Stated exercise – Take every line from the listing below that contains "important".
begin Information supplied
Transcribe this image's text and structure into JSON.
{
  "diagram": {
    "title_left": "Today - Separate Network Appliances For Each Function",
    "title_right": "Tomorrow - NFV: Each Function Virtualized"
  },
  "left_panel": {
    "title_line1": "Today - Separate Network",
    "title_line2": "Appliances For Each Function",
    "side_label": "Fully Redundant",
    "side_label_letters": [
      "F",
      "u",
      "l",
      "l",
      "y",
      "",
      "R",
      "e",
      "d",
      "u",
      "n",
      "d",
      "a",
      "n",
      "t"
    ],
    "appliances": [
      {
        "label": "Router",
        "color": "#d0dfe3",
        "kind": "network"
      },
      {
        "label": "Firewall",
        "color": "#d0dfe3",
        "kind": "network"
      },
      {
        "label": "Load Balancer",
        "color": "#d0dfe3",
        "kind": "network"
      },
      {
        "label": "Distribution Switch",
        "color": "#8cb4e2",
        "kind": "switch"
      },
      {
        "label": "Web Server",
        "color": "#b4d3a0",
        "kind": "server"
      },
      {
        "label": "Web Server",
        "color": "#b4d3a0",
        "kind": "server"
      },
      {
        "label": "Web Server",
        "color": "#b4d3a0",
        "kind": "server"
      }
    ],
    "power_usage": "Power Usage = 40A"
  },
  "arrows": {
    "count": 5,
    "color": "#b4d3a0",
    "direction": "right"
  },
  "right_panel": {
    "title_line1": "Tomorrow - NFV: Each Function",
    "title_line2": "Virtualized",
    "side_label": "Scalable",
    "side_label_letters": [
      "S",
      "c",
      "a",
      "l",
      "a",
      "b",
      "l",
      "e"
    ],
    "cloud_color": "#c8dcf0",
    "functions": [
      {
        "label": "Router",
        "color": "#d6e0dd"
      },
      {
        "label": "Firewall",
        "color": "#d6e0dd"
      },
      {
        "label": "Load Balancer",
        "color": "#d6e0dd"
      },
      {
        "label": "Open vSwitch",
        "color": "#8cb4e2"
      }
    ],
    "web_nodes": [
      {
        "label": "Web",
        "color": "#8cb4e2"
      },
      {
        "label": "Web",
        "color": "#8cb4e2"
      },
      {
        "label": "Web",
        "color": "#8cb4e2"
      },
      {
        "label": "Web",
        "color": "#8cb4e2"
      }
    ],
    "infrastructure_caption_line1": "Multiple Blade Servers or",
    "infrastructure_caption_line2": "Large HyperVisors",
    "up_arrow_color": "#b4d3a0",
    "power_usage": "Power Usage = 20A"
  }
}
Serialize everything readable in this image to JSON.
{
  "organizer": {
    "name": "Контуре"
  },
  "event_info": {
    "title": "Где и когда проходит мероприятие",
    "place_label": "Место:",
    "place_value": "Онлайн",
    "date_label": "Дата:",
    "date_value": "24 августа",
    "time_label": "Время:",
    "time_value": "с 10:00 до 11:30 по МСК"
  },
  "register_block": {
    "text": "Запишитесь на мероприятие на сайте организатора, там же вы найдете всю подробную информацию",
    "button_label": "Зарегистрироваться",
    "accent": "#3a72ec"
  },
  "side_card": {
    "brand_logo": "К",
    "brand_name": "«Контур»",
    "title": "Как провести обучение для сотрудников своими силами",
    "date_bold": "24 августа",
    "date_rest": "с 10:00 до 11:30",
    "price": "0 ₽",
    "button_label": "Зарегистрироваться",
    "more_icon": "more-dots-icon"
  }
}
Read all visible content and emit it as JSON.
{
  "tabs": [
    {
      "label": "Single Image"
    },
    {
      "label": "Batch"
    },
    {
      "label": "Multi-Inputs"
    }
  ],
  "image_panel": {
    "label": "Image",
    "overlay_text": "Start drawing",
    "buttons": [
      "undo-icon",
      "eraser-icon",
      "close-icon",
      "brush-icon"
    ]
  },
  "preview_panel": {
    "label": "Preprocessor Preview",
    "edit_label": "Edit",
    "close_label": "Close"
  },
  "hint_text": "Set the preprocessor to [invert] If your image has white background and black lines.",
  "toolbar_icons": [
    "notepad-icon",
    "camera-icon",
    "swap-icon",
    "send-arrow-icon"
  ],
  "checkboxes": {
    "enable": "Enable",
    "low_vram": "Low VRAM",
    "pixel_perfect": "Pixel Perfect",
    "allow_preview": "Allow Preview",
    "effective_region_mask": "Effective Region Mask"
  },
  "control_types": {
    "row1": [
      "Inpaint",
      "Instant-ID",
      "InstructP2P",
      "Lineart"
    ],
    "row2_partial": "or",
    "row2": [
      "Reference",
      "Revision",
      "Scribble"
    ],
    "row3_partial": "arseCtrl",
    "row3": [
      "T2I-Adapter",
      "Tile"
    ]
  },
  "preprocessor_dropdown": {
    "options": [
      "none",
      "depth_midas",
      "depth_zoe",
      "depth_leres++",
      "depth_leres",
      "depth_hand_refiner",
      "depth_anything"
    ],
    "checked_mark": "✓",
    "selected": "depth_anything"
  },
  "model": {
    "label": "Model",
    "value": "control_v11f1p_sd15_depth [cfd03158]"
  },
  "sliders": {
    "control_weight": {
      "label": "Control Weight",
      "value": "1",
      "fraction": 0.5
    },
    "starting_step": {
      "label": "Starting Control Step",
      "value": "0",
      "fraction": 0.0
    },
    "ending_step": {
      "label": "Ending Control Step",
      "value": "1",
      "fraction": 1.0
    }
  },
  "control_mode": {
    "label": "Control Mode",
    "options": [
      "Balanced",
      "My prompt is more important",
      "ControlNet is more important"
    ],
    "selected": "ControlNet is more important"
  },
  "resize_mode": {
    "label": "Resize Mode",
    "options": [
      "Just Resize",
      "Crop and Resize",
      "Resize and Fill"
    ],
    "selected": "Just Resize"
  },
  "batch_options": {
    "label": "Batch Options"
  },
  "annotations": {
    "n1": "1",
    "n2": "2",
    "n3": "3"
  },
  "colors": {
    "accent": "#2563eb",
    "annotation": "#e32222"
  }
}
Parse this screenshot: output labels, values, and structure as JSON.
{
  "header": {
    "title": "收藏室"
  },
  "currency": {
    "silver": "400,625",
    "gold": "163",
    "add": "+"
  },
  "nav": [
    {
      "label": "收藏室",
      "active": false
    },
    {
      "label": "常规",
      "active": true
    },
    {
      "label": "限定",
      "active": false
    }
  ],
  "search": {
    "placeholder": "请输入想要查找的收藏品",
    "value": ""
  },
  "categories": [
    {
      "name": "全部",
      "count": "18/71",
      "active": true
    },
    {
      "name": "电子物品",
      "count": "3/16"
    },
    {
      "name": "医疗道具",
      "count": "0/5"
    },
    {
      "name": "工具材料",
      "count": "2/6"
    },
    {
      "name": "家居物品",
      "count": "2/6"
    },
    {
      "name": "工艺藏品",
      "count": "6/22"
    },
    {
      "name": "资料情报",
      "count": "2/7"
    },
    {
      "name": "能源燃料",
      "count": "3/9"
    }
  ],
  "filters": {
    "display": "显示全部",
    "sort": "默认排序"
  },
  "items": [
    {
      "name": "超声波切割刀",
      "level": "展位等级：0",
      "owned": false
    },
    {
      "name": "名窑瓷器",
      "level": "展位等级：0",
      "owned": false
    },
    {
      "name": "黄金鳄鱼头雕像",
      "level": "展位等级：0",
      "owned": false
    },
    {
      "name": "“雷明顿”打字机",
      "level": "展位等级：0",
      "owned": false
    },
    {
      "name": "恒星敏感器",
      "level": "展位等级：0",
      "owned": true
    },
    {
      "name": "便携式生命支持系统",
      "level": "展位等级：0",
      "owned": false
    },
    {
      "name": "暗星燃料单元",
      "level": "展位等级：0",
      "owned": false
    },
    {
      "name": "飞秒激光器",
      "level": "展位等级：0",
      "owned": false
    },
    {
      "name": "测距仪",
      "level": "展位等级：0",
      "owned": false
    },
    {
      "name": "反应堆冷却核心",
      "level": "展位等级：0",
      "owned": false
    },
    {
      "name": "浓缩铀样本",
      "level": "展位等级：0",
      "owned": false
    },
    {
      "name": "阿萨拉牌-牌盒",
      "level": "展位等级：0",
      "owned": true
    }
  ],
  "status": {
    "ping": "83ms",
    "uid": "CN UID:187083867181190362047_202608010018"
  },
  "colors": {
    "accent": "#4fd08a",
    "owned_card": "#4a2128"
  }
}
end Information supplied
Finished exercise –
      "My prompt is more important",
      "ControlNet is more important"
    "selected": "ControlNet is more important"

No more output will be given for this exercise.